=== Written exercise ===
Below is the data. Give it again, complete and exact.

====== Given data ======

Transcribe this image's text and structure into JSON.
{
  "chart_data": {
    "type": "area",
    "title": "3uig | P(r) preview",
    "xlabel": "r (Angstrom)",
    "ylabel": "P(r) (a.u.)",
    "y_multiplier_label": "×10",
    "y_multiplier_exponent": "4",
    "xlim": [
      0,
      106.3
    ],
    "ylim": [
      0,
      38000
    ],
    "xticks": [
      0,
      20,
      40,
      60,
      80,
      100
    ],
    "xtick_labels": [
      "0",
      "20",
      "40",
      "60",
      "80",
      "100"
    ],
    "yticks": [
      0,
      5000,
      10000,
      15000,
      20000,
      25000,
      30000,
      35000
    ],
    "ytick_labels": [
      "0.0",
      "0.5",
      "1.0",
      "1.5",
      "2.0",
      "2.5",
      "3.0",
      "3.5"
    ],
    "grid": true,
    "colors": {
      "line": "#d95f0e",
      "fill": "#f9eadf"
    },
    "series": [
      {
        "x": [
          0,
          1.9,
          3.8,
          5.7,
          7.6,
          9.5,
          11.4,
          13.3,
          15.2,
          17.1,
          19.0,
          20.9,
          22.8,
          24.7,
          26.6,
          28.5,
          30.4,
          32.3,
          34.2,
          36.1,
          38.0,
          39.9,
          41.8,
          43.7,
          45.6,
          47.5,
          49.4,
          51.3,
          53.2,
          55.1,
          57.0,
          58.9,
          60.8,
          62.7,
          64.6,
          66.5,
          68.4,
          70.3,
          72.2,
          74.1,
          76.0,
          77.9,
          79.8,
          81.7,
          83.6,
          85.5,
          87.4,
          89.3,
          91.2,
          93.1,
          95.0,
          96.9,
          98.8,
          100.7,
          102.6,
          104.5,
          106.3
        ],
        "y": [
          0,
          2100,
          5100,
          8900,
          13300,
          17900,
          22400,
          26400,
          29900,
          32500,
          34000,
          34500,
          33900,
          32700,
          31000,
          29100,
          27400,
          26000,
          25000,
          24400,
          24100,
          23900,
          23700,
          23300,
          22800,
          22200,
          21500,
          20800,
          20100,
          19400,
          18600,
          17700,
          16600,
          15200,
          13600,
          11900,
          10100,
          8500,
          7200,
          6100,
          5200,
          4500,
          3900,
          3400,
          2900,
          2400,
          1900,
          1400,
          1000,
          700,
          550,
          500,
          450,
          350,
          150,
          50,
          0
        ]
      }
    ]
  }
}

======

=== Exercise result ===
Transcribe this image's text and structure into JSON.
{
  "chart_data": {
    "type": "area",
    "title": "3uig | P(r) preview",
    "xlabel": "r (Angstrom)",
    "ylabel": "P(r) (a.u.)",
    "y_multiplier_label": "×10",
    "y_multiplier_exponent": "4",
    "xlim": [
      0,
      106.3
    ],
    "ylim": [
      0,
      38000
    ],
    "xticks": [
      0,
      20,
      40,
      60,
      80,
      100
    ],
    "xtick_labels": [
      "0",
      "20",
      "40",
      "60",
      "80",
      "100"
    ],
    "yticks": [
      0,
      5000,
      10000,
      15000,
      20000,
      25000,
      30000,
      35000
    ],
    "ytick_labels": [
      "0.0",
      "0.5",
      "1.0",
      "1.5",
      "2.0",
      "2.5",
      "3.0",
      "3.5"
    ],
    "grid": true,
    "colors": {
      "line": "#d95f0e",
      "fill": "#f9eadf"
    },
    "series": [
      {
        "x": [
          0,
          1.9,
          3.8,
          5.7,
          7.6,
          9.5,
          11.4,
          13.3,
          15.2,
          17.1,
          19.0,
          20.9,
          22.8,
          24.7,
          26.6,
          28.5,
          30.4,
          32.3,
          34.2,
          36.1,
          38.0,
          39.9,
          41.8,
          43.7,
          45.6,
          47.5,
          49.4,
          51.3,
          53.2,
          55.1,
          57.0,
          58.9,
          60.8,
          62.7,
          64.6,
          66.5,
          68.4,
          70.3,
          72.2,
          74.1,
          76.0,
          77.9,
          79.8,
          81.7,
          83.6,
          85.5,
          87.4,
          89.3,
          91.2,
          93.1,
          95.0,
          96.9,
          98.8,
          100.7,
          102.6,
          104.5,
          106.3
        ],
        "y": [
          0,
          2100,
          5100,
          8900,
          13300,
          17900,
          22400,
          26400,
          29900,
          32500,
          34000,
          34500,
          33900,
          32700,
          31000,
          29100,
          27400,
          26000,
          25000,
          24400,
          24100,
          23900,
          23700,
          23300,
          22800,
          22200,
          21500,
          20800,
          20100,
          19400,
          18600,
          17700,
          16600,
          15200,
          13600,
          11900,
          10100,
          8500,
          7200,
          6100,
          5200,
          4500,
          3900,
          3400,
          2900,
          2400,
          1900,
          1400,
          1000,
          700,
          550,
          500,
          450,
          350,
          150,
          50,
          0
        ]
      }
    ]
  }
}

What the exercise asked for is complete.